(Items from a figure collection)

□ □ □ □

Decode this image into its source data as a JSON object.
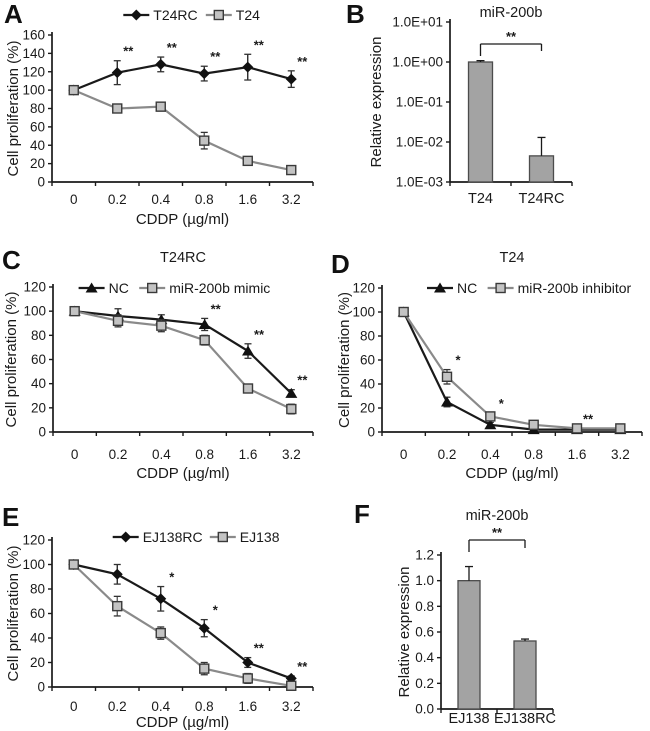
{
  "figure": {
    "background": "#ffffff",
    "text_color": "#1a1a1a",
    "colors": {
      "black_series": "#1a1a1a",
      "gray_series": "#8a8a8a",
      "square_marker_fill": "#c3c3c3",
      "square_marker_border": "#3a3a3a",
      "bar_fill": "#a3a3a3",
      "bar_border": "#4c4c4c"
    }
  },
  "chart_data": [
    {
      "panel": "A",
      "type": "line",
      "title": "",
      "xlabel": "CDDP (µg/ml)",
      "ylabel": "Cell proliferation (%)",
      "x_categories": [
        "0",
        "0.2",
        "0.4",
        "0.8",
        "1.6",
        "3.2"
      ],
      "ylim": [
        0,
        160
      ],
      "ytick_step": 20,
      "legend_position": "top",
      "series": [
        {
          "name": "T24RC",
          "marker": "diamond",
          "color": "#1a1a1a",
          "values": [
            100,
            119,
            128,
            118,
            125,
            112
          ],
          "errors": [
            0,
            13,
            8,
            8,
            14,
            9
          ],
          "sig": [
            "",
            "**",
            "**",
            "**",
            "**",
            "**"
          ]
        },
        {
          "name": "T24",
          "marker": "square",
          "color": "#8a8a8a",
          "values": [
            100,
            80,
            82,
            45,
            23,
            13
          ],
          "errors": [
            0,
            0,
            0,
            9,
            0,
            0
          ],
          "sig": [
            "",
            "",
            "",
            "",
            "",
            ""
          ]
        }
      ]
    },
    {
      "panel": "B",
      "type": "bar",
      "yscale": "log",
      "title": "miR-200b",
      "xlabel": "",
      "ylabel": "Relative expression",
      "categories": [
        "T24",
        "T24RC"
      ],
      "values": [
        1.0,
        0.0045
      ],
      "error_tops": [
        1.08,
        0.013
      ],
      "log_range": [
        -3,
        1
      ],
      "yticks": [
        {
          "v": 10,
          "label": "1.0E+01"
        },
        {
          "v": 1,
          "label": "1.0E+00"
        },
        {
          "v": 0.1,
          "label": "1.0E-01"
        },
        {
          "v": 0.01,
          "label": "1.0E-02"
        },
        {
          "v": 0.001,
          "label": "1.0E-03"
        }
      ],
      "sig": "**"
    },
    {
      "panel": "C",
      "type": "line",
      "title": "T24RC",
      "xlabel": "CDDP (µg/ml)",
      "ylabel": "Cell proliferation (%)",
      "x_categories": [
        "0",
        "0.2",
        "0.4",
        "0.8",
        "1.6",
        "3.2"
      ],
      "ylim": [
        0,
        120
      ],
      "ytick_step": 20,
      "legend_position": "top-inside",
      "series": [
        {
          "name": "NC",
          "marker": "triangle",
          "color": "#1a1a1a",
          "values": [
            100,
            96,
            93,
            89,
            67,
            32
          ],
          "errors": [
            0,
            6,
            4,
            5,
            6,
            3
          ],
          "sig": [
            "",
            "",
            "",
            "**",
            "**",
            "**"
          ]
        },
        {
          "name": "miR-200b mimic",
          "marker": "square",
          "color": "#8a8a8a",
          "values": [
            100,
            92,
            88,
            76,
            36,
            19
          ],
          "errors": [
            0,
            5,
            5,
            4,
            3,
            4
          ],
          "sig": [
            "",
            "",
            "",
            "",
            "",
            ""
          ]
        }
      ]
    },
    {
      "panel": "D",
      "type": "line",
      "title": "T24",
      "xlabel": "CDDP (µg/ml)",
      "ylabel": "Cell proliferation (%)",
      "x_categories": [
        "0",
        "0.2",
        "0.4",
        "0.8",
        "1.6",
        "3.2"
      ],
      "ylim": [
        0,
        120
      ],
      "ytick_step": 20,
      "legend_position": "top-inside",
      "series": [
        {
          "name": "NC",
          "marker": "triangle",
          "color": "#1a1a1a",
          "values": [
            100,
            25,
            6,
            2,
            2,
            2
          ],
          "errors": [
            0,
            4,
            2,
            0,
            0,
            0
          ],
          "sig": [
            "",
            "",
            "",
            "",
            "",
            ""
          ]
        },
        {
          "name": "miR-200b inhibitor",
          "marker": "square",
          "color": "#8a8a8a",
          "values": [
            100,
            46,
            13,
            6,
            3,
            3
          ],
          "errors": [
            0,
            6,
            3,
            2,
            0,
            0
          ],
          "sig": [
            "",
            "*",
            "*",
            "",
            "**",
            ""
          ]
        }
      ]
    },
    {
      "panel": "E",
      "type": "line",
      "title": "",
      "xlabel": "CDDP (µg/ml)",
      "ylabel": "Cell proliferation (%)",
      "x_categories": [
        "0",
        "0.2",
        "0.4",
        "0.8",
        "1.6",
        "3.2"
      ],
      "ylim": [
        0,
        120
      ],
      "ytick_step": 20,
      "legend_position": "top",
      "series": [
        {
          "name": "EJ138RC",
          "marker": "diamond",
          "color": "#1a1a1a",
          "values": [
            100,
            92,
            72,
            48,
            20,
            7
          ],
          "errors": [
            0,
            8,
            10,
            7,
            4,
            2
          ],
          "sig": [
            "",
            "",
            "*",
            "*",
            "**",
            "**"
          ]
        },
        {
          "name": "EJ138",
          "marker": "square",
          "color": "#8a8a8a",
          "values": [
            100,
            66,
            44,
            15,
            7,
            1
          ],
          "errors": [
            0,
            8,
            5,
            5,
            4,
            2
          ],
          "sig": [
            "",
            "",
            "",
            "",
            "",
            ""
          ]
        }
      ]
    },
    {
      "panel": "F",
      "type": "bar",
      "yscale": "linear",
      "title": "miR-200b",
      "xlabel": "",
      "ylabel": "Relative expression",
      "categories": [
        "EJ138",
        "EJ138RC"
      ],
      "values": [
        1.0,
        0.53
      ],
      "errors": [
        0.11,
        0.015
      ],
      "ylim": [
        0,
        1.2
      ],
      "yticks": [
        {
          "v": 0,
          "label": "0.0"
        },
        {
          "v": 0.2,
          "label": "0.2"
        },
        {
          "v": 0.4,
          "label": "0.4"
        },
        {
          "v": 0.6,
          "label": "0.6"
        },
        {
          "v": 0.8,
          "label": "0.8"
        },
        {
          "v": 1.0,
          "label": "1.0"
        },
        {
          "v": 1.2,
          "label": "1.2"
        }
      ],
      "sig": "**"
    }
  ]
}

□ □ □ □

*WORK REQUIRED*
Quote the full listing above word for word; exclude every picture from the copy.

*WRITTEN SOLUTION*
Decode this image into its source data as a JSON object.
{
  "figure": {
    "background": "#ffffff",
    "text_color": "#1a1a1a",
    "colors": {
      "black_series": "#1a1a1a",
      "gray_series": "#8a8a8a",
      "square_marker_fill": "#c3c3c3",
      "square_marker_border": "#3a3a3a",
      "bar_fill": "#a3a3a3",
      "bar_border": "#4c4c4c"
    }
  },
  "chart_data": [
    {
      "panel": "A",
      "type": "line",
      "title": "",
      "xlabel": "CDDP (µg/ml)",
      "ylabel": "Cell proliferation (%)",
      "x_categories": [
        "0",
        "0.2",
        "0.4",
        "0.8",
        "1.6",
        "3.2"
      ],
      "ylim": [
        0,
        160
      ],
      "ytick_step": 20,
      "legend_position": "top",
      "series": [
        {
          "name": "T24RC",
          "marker": "diamond",
          "color": "#1a1a1a",
          "values": [
            100,
            119,
            128,
            118,
            125,
            112
          ],
          "errors": [
            0,
            13,
            8,
            8,
            14,
            9
          ],
          "sig": [
            "",
            "**",
            "**",
            "**",
            "**",
            "**"
          ]
        },
        {
          "name": "T24",
          "marker": "square",
          "color": "#8a8a8a",
          "values": [
            100,
            80,
            82,
            45,
            23,
            13
          ],
          "errors": [
            0,
            0,
            0,
            9,
            0,
            0
          ],
          "sig": [
            "",
            "",
            "",
            "",
            "",
            ""
          ]
        }
      ]
    },
    {
      "panel": "B",
      "type": "bar",
      "yscale": "log",
      "title": "miR-200b",
      "xlabel": "",
      "ylabel": "Relative expression",
      "categories": [
        "T24",
        "T24RC"
      ],
      "values": [
        1.0,
        0.0045
      ],
      "error_tops": [
        1.08,
        0.013
      ],
      "log_range": [
        -3,
        1
      ],
      "yticks": [
        {
          "v": 10,
          "label": "1.0E+01"
        },
        {
          "v": 1,
          "label": "1.0E+00"
        },
        {
          "v": 0.1,
          "label": "1.0E-01"
        },
        {
          "v": 0.01,
          "label": "1.0E-02"
        },
        {
          "v": 0.001,
          "label": "1.0E-03"
        }
      ],
      "sig": "**"
    },
    {
      "panel": "C",
      "type": "line",
      "title": "T24RC",
      "xlabel": "CDDP (µg/ml)",
      "ylabel": "Cell proliferation (%)",
      "x_categories": [
        "0",
        "0.2",
        "0.4",
        "0.8",
        "1.6",
        "3.2"
      ],
      "ylim": [
        0,
        120
      ],
      "ytick_step": 20,
      "legend_position": "top-inside",
      "series": [
        {
          "name": "NC",
          "marker": "triangle",
          "color": "#1a1a1a",
          "values": [
            100,
            96,
            93,
            89,
            67,
            32
          ],
          "errors": [
            0,
            6,
            4,
            5,
            6,
            3
          ],
          "sig": [
            "",
            "",
            "",
            "**",
            "**",
            "**"
          ]
        },
        {
          "name": "miR-200b mimic",
          "marker": "square",
          "color": "#8a8a8a",
          "values": [
            100,
            92,
            88,
            76,
            36,
            19
          ],
          "errors": [
            0,
            5,
            5,
            4,
            3,
            4
          ],
          "sig": [
            "",
            "",
            "",
            "",
            "",
            ""
          ]
        }
      ]
    },
    {
      "panel": "D",
      "type": "line",
      "title": "T24",
      "xlabel": "CDDP (µg/ml)",
      "ylabel": "Cell proliferation (%)",
      "x_categories": [
        "0",
        "0.2",
        "0.4",
        "0.8",
        "1.6",
        "3.2"
      ],
      "ylim": [
        0,
        120
      ],
      "ytick_step": 20,
      "legend_position": "top-inside",
      "series": [
        {
          "name": "NC",
          "marker": "triangle",
          "color": "#1a1a1a",
          "values": [
            100,
            25,
            6,
            2,
            2,
            2
          ],
          "errors": [
            0,
            4,
            2,
            0,
            0,
            0
          ],
          "sig": [
            "",
            "",
            "",
            "",
            "",
            ""
          ]
        },
        {
          "name": "miR-200b inhibitor",
          "marker": "square",
          "color": "#8a8a8a",
          "values": [
            100,
            46,
            13,
            6,
            3,
            3
          ],
          "errors": [
            0,
            6,
            3,
            2,
            0,
            0
          ],
          "sig": [
            "",
            "*",
            "*",
            "",
            "**",
            ""
          ]
        }
      ]
    },
    {
      "panel": "E",
      "type": "line",
      "title": "",
      "xlabel": "CDDP (µg/ml)",
      "ylabel": "Cell proliferation (%)",
      "x_categories": [
        "0",
        "0.2",
        "0.4",
        "0.8",
        "1.6",
        "3.2"
      ],
      "ylim": [
        0,
        120
      ],
      "ytick_step": 20,
      "legend_position": "top",
      "series": [
        {
          "name": "EJ138RC",
          "marker": "diamond",
          "color": "#1a1a1a",
          "values": [
            100,
            92,
            72,
            48,
            20,
            7
          ],
          "errors": [
            0,
            8,
            10,
            7,
            4,
            2
          ],
          "sig": [
            "",
            "",
            "*",
            "*",
            "**",
            "**"
          ]
        },
        {
          "name": "EJ138",
          "marker": "square",
          "color": "#8a8a8a",
          "values": [
            100,
            66,
            44,
            15,
            7,
            1
          ],
          "errors": [
            0,
            8,
            5,
            5,
            4,
            2
          ],
          "sig": [
            "",
            "",
            "",
            "",
            "",
            ""
          ]
        }
      ]
    },
    {
      "panel": "F",
      "type": "bar",
      "yscale": "linear",
      "title": "miR-200b",
      "xlabel": "",
      "ylabel": "Relative expression",
      "categories": [
        "EJ138",
        "EJ138RC"
      ],
      "values": [
        1.0,
        0.53
      ],
      "errors": [
        0.11,
        0.015
      ],
      "ylim": [
        0,
        1.2
      ],
      "yticks": [
        {
          "v": 0,
          "label": "0.0"
        },
        {
          "v": 0.2,
          "label": "0.2"
        },
        {
          "v": 0.4,
          "label": "0.4"
        },
        {
          "v": 0.6,
          "label": "0.6"
        },
        {
          "v": 0.8,
          "label": "0.8"
        },
        {
          "v": 1.0,
          "label": "1.0"
        },
        {
          "v": 1.2,
          "label": "1.2"
        }
      ],
      "sig": "**"
    }
  ]
}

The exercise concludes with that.